Collected data entries:
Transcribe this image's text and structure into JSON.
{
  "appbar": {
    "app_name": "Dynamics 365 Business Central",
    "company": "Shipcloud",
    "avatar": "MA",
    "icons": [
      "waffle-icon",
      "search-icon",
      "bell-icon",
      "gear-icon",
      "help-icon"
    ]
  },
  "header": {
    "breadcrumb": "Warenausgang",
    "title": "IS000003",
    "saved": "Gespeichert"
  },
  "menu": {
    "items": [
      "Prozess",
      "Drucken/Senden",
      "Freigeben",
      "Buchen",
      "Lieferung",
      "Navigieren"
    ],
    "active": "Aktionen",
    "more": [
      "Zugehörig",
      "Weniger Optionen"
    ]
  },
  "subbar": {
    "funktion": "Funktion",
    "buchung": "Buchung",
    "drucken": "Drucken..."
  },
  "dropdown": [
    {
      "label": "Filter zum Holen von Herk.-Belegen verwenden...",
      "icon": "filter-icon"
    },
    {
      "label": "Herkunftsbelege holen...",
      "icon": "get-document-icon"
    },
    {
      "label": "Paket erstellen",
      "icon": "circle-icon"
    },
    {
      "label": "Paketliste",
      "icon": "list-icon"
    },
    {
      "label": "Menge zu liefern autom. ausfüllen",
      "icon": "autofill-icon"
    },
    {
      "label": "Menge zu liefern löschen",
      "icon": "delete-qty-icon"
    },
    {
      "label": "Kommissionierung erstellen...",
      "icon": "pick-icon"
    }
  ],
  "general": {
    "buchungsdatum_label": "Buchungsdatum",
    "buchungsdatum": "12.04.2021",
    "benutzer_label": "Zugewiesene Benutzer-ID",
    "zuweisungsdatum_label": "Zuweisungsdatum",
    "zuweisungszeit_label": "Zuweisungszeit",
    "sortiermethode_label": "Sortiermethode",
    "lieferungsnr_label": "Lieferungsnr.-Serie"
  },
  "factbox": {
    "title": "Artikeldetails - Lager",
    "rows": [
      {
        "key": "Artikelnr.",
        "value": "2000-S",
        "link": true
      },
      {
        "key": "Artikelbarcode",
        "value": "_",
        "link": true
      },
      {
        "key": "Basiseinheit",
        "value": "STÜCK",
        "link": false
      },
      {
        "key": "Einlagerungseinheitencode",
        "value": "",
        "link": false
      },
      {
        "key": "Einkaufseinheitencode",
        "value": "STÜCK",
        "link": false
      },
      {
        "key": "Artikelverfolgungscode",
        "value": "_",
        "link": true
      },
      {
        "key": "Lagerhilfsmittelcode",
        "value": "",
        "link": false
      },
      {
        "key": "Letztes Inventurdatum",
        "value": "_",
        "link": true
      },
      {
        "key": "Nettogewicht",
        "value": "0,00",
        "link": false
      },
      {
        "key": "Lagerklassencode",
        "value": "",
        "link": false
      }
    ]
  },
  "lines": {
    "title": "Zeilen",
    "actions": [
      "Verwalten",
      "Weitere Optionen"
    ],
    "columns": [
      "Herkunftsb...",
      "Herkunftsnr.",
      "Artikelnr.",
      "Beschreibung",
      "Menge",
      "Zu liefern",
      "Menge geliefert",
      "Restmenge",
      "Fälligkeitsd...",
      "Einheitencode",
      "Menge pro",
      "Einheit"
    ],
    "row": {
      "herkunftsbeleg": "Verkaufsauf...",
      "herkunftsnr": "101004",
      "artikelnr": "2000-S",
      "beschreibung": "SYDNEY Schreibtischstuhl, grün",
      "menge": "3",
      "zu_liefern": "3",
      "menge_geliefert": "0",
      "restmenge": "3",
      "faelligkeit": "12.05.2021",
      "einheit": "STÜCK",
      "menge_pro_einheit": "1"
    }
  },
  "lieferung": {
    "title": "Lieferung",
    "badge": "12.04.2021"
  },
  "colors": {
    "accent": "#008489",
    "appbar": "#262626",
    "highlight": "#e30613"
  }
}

**The request**
From the records above, extract every entry verbatim.

**Exercise answer**
Transcribe this image's text and structure into JSON.
{
  "appbar": {
    "app_name": "Dynamics 365 Business Central",
    "company": "Shipcloud",
    "avatar": "MA",
    "icons": [
      "waffle-icon",
      "search-icon",
      "bell-icon",
      "gear-icon",
      "help-icon"
    ]
  },
  "header": {
    "breadcrumb": "Warenausgang",
    "title": "IS000003",
    "saved": "Gespeichert"
  },
  "menu": {
    "items": [
      "Prozess",
      "Drucken/Senden",
      "Freigeben",
      "Buchen",
      "Lieferung",
      "Navigieren"
    ],
    "active": "Aktionen",
    "more": [
      "Zugehörig",
      "Weniger Optionen"
    ]
  },
  "subbar": {
    "funktion": "Funktion",
    "buchung": "Buchung",
    "drucken": "Drucken..."
  },
  "dropdown": [
    {
      "label": "Filter zum Holen von Herk.-Belegen verwenden...",
      "icon": "filter-icon"
    },
    {
      "label": "Herkunftsbelege holen...",
      "icon": "get-document-icon"
    },
    {
      "label": "Paket erstellen",
      "icon": "circle-icon"
    },
    {
      "label": "Paketliste",
      "icon": "list-icon"
    },
    {
      "label": "Menge zu liefern autom. ausfüllen",
      "icon": "autofill-icon"
    },
    {
      "label": "Menge zu liefern löschen",
      "icon": "delete-qty-icon"
    },
    {
      "label": "Kommissionierung erstellen...",
      "icon": "pick-icon"
    }
  ],
  "general": {
    "buchungsdatum_label": "Buchungsdatum",
    "buchungsdatum": "12.04.2021",
    "benutzer_label": "Zugewiesene Benutzer-ID",
    "zuweisungsdatum_label": "Zuweisungsdatum",
    "zuweisungszeit_label": "Zuweisungszeit",
    "sortiermethode_label": "Sortiermethode",
    "lieferungsnr_label": "Lieferungsnr.-Serie"
  },
  "factbox": {
    "title": "Artikeldetails - Lager",
    "rows": [
      {
        "key": "Artikelnr.",
        "value": "2000-S",
        "link": true
      },
      {
        "key": "Artikelbarcode",
        "value": "_",
        "link": true
      },
      {
        "key": "Basiseinheit",
        "value": "STÜCK",
        "link": false
      },
      {
        "key": "Einlagerungseinheitencode",
        "value": "",
        "link": false
      },
      {
        "key": "Einkaufseinheitencode",
        "value": "STÜCK",
        "link": false
      },
      {
        "key": "Artikelverfolgungscode",
        "value": "_",
        "link": true
      },
      {
        "key": "Lagerhilfsmittelcode",
        "value": "",
        "link": false
      },
      {
        "key": "Letztes Inventurdatum",
        "value": "_",
        "link": true
      },
      {
        "key": "Nettogewicht",
        "value": "0,00",
        "link": false
      },
      {
        "key": "Lagerklassencode",
        "value": "",
        "link": false
      }
    ]
  },
  "lines": {
    "title": "Zeilen",
    "actions": [
      "Verwalten",
      "Weitere Optionen"
    ],
    "columns": [
      "Herkunftsb...",
      "Herkunftsnr.",
      "Artikelnr.",
      "Beschreibung",
      "Menge",
      "Zu liefern",
      "Menge geliefert",
      "Restmenge",
      "Fälligkeitsd...",
      "Einheitencode",
      "Menge pro",
      "Einheit"
    ],
    "row": {
      "herkunftsbeleg": "Verkaufsauf...",
      "herkunftsnr": "101004",
      "artikelnr": "2000-S",
      "beschreibung": "SYDNEY Schreibtischstuhl, grün",
      "menge": "3",
      "zu_liefern": "3",
      "menge_geliefert": "0",
      "restmenge": "3",
      "faelligkeit": "12.05.2021",
      "einheit": "STÜCK",
      "menge_pro_einheit": "1"
    }
  },
  "lieferung": {
    "title": "Lieferung",
    "badge": "12.04.2021"
  },
  "colors": {
    "accent": "#008489",
    "appbar": "#262626",
    "highlight": "#e30613"
  }
}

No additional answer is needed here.